• **EXERCISE TASK**
Copy out each line in the material below that has the word "placeholder".

• **SUPPLIED INFORMATION**
• • • • •

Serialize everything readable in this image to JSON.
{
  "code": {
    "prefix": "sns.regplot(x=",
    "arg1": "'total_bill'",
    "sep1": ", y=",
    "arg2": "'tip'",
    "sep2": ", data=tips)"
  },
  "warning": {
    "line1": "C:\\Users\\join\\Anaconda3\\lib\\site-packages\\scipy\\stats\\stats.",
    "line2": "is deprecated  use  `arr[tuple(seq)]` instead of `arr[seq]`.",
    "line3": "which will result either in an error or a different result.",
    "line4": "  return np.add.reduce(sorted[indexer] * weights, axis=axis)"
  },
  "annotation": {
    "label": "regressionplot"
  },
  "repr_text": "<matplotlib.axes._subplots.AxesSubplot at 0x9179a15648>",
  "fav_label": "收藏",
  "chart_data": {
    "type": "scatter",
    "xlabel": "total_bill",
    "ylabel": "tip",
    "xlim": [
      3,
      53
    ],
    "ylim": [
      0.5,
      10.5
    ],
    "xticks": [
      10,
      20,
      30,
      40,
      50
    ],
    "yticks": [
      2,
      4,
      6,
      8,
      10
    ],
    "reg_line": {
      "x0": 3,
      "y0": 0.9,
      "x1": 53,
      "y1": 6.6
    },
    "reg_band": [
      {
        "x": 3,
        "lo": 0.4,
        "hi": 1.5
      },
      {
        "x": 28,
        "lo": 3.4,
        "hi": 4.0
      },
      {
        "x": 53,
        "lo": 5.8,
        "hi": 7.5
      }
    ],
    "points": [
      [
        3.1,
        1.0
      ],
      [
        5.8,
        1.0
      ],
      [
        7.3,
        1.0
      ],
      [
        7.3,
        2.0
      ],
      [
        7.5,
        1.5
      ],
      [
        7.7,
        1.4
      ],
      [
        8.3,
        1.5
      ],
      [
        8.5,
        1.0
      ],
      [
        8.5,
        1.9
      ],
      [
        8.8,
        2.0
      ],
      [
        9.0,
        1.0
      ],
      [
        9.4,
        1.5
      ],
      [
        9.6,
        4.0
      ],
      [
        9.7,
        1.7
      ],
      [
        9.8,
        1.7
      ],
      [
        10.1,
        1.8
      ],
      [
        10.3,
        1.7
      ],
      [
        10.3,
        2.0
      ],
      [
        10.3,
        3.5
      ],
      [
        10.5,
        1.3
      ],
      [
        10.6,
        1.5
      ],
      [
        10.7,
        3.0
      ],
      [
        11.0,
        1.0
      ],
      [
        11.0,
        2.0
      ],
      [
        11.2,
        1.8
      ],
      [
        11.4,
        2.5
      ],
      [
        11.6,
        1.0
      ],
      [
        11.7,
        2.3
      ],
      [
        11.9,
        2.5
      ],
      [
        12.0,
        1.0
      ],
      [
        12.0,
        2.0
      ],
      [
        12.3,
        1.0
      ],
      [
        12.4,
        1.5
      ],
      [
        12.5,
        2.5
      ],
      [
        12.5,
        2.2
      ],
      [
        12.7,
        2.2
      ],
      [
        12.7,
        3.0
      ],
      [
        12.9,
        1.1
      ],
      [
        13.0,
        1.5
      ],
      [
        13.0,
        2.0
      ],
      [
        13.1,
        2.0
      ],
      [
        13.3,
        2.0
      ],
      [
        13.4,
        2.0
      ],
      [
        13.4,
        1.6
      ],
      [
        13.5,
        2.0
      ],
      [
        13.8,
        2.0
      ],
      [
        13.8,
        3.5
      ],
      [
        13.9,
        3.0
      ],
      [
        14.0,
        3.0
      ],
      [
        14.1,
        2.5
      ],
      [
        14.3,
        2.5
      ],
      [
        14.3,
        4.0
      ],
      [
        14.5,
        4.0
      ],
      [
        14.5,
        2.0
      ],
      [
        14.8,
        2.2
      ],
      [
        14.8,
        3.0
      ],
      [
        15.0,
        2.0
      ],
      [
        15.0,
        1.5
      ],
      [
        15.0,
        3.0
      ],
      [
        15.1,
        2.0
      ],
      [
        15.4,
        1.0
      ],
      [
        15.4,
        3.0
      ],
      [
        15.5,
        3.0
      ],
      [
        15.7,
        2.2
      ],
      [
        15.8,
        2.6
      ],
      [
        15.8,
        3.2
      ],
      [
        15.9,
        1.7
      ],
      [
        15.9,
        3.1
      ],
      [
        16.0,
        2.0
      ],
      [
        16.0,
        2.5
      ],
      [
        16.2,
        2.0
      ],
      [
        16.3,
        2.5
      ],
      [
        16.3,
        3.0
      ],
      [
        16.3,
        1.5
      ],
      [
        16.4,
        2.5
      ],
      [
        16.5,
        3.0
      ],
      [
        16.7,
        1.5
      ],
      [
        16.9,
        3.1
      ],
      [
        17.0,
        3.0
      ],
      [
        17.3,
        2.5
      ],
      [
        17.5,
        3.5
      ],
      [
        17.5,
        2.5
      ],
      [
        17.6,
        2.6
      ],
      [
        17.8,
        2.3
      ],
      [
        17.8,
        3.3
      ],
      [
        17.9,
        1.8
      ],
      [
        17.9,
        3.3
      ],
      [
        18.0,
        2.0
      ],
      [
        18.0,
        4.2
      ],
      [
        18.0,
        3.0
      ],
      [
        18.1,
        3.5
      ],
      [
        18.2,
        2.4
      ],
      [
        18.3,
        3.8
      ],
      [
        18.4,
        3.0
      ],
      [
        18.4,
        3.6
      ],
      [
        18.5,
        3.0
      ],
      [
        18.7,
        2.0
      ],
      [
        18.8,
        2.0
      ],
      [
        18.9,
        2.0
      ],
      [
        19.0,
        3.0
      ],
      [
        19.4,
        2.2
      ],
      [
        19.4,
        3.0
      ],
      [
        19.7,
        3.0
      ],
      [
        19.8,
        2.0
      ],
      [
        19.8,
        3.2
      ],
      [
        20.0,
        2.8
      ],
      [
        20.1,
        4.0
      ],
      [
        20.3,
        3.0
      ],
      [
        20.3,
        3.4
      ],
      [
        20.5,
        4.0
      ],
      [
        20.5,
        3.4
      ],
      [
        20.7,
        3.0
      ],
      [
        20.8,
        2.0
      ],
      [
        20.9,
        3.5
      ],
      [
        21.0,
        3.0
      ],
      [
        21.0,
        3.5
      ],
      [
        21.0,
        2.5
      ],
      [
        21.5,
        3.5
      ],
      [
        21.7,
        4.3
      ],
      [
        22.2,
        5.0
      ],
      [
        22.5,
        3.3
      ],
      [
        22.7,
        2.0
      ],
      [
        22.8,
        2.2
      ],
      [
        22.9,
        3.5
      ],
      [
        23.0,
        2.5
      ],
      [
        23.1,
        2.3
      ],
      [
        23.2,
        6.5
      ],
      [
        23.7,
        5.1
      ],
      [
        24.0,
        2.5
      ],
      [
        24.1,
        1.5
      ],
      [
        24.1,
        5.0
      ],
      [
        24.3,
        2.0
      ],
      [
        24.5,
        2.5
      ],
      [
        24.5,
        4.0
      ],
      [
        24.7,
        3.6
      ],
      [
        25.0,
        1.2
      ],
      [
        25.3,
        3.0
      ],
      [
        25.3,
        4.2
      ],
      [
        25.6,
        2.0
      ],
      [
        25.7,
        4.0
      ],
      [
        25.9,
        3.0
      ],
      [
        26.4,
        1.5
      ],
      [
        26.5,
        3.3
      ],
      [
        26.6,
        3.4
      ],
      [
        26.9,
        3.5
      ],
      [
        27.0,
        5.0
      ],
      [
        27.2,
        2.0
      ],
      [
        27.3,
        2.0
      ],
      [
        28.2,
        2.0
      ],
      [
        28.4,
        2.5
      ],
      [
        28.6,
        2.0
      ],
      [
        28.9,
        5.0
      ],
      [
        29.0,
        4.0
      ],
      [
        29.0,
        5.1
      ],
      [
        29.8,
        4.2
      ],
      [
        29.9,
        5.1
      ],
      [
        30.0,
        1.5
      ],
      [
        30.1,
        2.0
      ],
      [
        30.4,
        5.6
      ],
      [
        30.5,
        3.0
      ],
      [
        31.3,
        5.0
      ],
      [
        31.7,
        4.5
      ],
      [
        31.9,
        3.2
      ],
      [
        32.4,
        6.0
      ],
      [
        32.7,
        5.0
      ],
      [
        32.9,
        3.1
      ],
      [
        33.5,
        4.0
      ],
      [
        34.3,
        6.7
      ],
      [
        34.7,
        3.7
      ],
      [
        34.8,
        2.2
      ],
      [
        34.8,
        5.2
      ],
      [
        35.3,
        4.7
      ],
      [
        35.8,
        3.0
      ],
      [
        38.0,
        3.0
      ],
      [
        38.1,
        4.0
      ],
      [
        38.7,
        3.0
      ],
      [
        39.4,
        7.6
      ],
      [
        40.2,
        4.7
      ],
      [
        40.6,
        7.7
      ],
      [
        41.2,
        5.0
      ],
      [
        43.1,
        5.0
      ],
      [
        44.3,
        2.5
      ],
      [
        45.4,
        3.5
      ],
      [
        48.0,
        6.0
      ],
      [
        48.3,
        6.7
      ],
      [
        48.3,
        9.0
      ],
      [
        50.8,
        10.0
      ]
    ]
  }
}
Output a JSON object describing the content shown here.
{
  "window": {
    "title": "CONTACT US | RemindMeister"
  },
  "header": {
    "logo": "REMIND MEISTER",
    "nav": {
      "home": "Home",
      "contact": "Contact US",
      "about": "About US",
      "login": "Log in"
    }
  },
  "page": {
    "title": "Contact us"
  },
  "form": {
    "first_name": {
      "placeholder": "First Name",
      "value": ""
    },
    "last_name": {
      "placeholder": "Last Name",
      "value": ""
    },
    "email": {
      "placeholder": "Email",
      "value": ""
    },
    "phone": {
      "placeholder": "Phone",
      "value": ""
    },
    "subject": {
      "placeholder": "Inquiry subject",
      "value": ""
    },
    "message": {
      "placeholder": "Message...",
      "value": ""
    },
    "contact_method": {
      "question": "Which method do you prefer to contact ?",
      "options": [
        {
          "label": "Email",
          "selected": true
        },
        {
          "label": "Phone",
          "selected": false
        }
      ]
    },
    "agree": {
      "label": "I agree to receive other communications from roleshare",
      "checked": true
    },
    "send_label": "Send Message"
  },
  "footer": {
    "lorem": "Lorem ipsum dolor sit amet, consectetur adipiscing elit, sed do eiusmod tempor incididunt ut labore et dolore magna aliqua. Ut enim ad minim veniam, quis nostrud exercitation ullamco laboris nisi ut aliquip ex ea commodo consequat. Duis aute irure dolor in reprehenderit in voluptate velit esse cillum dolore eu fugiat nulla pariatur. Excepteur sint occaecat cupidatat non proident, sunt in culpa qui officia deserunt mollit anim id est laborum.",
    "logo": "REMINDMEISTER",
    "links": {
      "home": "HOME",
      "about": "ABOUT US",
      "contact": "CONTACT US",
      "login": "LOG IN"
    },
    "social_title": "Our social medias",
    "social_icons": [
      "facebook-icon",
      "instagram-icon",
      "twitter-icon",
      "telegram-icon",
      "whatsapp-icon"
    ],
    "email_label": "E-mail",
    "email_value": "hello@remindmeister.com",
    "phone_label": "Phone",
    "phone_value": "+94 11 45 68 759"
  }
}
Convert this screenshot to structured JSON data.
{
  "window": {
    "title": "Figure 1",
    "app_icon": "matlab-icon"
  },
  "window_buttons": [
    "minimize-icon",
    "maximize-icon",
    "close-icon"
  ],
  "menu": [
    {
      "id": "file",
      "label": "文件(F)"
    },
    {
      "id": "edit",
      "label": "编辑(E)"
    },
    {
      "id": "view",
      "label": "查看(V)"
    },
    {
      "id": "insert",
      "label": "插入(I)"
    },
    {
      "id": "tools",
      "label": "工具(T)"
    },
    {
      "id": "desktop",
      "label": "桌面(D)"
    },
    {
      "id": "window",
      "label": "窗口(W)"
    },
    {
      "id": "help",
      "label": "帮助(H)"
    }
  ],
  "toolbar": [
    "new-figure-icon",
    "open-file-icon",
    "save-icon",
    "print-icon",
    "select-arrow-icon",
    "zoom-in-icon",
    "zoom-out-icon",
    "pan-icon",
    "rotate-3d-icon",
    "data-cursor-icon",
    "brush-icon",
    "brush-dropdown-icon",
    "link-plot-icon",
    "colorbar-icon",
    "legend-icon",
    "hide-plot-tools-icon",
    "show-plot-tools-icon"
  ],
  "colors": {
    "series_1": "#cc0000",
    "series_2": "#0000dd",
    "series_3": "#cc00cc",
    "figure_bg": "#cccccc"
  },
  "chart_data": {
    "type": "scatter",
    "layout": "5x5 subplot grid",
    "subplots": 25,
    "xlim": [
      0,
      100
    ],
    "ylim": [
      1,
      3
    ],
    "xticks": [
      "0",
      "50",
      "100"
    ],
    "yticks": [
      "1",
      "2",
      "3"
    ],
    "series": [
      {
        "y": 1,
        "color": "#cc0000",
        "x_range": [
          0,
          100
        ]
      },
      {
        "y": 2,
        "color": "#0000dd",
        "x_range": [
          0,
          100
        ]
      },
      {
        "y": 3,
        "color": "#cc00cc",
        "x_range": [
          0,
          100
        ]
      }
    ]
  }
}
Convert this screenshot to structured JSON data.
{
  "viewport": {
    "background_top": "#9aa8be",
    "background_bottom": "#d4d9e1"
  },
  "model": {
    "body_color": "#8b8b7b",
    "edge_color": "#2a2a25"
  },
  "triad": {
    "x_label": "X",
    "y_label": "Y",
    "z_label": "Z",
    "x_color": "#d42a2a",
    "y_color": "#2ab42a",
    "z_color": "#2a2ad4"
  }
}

• • • • •

• **EXERCISE ANSWER**
      "placeholder": "First Name",
      "placeholder": "Last Name",
      "placeholder": "Email",
      "placeholder": "Phone",
      "placeholder": "Inquiry subject",
      "placeholder": "Message...",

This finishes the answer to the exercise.